Filter these entries, keeping only lines that hold the word "this".

→ **GIVEN ENTRIES**
==========
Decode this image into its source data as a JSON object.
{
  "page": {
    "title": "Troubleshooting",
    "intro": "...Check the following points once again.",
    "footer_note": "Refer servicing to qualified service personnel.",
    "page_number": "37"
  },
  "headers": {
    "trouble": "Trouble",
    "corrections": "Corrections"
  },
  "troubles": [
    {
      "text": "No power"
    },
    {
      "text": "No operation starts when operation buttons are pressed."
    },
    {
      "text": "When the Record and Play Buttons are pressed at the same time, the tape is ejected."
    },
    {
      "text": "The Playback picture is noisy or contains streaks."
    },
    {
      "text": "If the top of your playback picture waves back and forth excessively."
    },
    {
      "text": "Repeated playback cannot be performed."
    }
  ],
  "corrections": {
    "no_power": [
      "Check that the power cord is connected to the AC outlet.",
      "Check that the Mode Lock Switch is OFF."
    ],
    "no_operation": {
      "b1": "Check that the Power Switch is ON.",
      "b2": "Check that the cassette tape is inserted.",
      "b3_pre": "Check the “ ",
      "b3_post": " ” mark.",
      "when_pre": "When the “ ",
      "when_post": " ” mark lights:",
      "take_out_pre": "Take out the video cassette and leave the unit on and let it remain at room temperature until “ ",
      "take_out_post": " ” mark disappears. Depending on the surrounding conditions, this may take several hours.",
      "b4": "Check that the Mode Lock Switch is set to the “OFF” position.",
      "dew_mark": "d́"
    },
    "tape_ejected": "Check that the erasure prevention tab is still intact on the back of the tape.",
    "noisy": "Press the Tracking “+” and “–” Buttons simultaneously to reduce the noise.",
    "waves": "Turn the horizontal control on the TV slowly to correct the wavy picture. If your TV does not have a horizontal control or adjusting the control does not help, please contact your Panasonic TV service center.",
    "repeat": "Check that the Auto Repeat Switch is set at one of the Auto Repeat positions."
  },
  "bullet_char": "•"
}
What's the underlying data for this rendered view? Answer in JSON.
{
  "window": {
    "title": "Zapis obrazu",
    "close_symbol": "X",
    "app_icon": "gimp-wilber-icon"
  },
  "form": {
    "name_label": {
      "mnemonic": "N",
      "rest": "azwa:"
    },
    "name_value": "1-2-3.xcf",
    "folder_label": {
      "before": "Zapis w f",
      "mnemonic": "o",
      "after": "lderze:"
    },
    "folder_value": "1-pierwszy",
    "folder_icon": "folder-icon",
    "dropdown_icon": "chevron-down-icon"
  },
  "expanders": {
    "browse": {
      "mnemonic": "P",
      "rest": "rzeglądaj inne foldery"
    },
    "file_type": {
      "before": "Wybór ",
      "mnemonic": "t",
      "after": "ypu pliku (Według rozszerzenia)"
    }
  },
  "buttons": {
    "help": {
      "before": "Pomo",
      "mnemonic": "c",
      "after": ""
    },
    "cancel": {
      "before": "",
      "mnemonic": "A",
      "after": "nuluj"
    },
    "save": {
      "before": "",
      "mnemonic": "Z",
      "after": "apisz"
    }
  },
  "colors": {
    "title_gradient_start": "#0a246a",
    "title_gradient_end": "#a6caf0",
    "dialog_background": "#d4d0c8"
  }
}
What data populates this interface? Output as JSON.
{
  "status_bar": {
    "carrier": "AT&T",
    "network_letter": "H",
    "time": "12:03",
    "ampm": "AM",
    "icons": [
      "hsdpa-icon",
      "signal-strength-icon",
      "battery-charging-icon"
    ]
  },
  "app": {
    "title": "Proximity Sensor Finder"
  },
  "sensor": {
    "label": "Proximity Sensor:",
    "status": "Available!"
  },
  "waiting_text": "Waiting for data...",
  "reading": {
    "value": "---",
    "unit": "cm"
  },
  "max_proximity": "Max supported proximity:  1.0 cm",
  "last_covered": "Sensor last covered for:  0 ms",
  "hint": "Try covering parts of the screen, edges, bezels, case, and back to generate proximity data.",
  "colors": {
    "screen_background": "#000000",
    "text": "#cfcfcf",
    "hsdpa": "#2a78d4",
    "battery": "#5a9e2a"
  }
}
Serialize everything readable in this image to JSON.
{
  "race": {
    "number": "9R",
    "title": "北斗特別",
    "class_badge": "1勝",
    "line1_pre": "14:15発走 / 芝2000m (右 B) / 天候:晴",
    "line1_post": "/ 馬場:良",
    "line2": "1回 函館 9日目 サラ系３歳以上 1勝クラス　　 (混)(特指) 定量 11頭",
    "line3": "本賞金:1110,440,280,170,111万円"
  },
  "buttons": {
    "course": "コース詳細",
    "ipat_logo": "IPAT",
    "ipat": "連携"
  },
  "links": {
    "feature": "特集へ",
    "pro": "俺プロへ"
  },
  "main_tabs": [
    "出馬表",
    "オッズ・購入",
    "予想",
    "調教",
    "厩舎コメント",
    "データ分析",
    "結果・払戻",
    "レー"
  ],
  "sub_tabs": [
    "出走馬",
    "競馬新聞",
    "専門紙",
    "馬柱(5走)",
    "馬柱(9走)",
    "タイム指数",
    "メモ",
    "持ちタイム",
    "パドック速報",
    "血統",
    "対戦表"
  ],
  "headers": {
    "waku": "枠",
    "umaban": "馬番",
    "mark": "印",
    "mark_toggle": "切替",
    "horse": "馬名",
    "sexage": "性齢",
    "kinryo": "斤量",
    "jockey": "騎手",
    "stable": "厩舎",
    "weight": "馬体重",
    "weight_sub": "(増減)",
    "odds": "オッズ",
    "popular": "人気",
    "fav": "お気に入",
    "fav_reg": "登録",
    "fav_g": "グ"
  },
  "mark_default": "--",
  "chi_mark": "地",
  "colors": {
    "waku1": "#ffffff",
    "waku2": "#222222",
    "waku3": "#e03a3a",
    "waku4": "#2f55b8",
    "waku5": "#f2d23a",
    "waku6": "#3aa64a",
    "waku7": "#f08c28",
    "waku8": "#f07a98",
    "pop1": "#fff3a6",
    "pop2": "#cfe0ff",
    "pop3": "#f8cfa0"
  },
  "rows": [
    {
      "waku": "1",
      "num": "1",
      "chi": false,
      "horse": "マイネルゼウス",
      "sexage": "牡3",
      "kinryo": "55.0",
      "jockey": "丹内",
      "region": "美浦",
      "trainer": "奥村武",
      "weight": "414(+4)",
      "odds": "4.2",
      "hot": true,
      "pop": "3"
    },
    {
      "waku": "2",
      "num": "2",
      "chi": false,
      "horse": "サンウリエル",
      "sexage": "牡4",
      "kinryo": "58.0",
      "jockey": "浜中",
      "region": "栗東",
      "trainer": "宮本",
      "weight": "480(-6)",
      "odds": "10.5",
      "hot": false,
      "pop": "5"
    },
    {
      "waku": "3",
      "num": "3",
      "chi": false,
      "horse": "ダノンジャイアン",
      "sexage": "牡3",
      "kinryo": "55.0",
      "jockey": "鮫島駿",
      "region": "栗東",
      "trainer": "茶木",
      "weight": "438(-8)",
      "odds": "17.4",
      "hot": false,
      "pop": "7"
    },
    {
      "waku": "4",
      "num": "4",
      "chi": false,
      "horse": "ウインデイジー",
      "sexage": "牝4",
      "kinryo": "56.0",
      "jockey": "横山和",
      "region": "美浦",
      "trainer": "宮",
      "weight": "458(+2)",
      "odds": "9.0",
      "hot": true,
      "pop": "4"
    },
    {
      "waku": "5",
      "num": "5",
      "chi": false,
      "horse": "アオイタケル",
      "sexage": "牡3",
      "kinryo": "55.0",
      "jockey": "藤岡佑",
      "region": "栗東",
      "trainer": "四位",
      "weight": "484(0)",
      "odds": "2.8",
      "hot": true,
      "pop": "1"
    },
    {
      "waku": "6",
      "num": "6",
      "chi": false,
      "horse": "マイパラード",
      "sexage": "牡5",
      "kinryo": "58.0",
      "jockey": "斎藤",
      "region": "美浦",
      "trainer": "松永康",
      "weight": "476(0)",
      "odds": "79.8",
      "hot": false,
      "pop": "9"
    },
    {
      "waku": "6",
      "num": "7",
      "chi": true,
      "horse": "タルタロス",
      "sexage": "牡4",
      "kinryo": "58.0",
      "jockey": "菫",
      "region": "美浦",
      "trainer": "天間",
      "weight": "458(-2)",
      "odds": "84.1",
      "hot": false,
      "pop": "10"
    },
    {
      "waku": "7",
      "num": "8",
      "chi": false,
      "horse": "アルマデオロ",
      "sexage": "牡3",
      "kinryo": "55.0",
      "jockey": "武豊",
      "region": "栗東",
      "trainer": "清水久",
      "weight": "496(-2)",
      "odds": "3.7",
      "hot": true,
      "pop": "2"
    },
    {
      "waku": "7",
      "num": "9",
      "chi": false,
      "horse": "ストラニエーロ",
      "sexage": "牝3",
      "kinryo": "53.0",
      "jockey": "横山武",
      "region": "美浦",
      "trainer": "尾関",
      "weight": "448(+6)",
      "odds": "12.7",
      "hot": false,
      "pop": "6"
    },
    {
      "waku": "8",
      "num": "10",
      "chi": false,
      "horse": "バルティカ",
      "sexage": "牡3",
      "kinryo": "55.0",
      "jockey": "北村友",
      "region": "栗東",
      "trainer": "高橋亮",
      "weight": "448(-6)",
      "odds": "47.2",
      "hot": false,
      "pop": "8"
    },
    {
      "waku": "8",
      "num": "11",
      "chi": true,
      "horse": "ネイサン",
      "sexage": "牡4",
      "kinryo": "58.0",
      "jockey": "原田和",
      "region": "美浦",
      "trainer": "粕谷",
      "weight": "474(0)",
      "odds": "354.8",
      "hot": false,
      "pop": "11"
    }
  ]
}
==========
→ **PROBLEM SOLUTION**
Decode this image into its source data as a JSON object.
      "take_out_post": " ” mark disappears. Depending on the surrounding conditions, this may take several hours.",
What's the underlying data for this rendered view? Answer in JSON.
What data populates this interface? Output as JSON.
Serialize everything readable in this image to JSON.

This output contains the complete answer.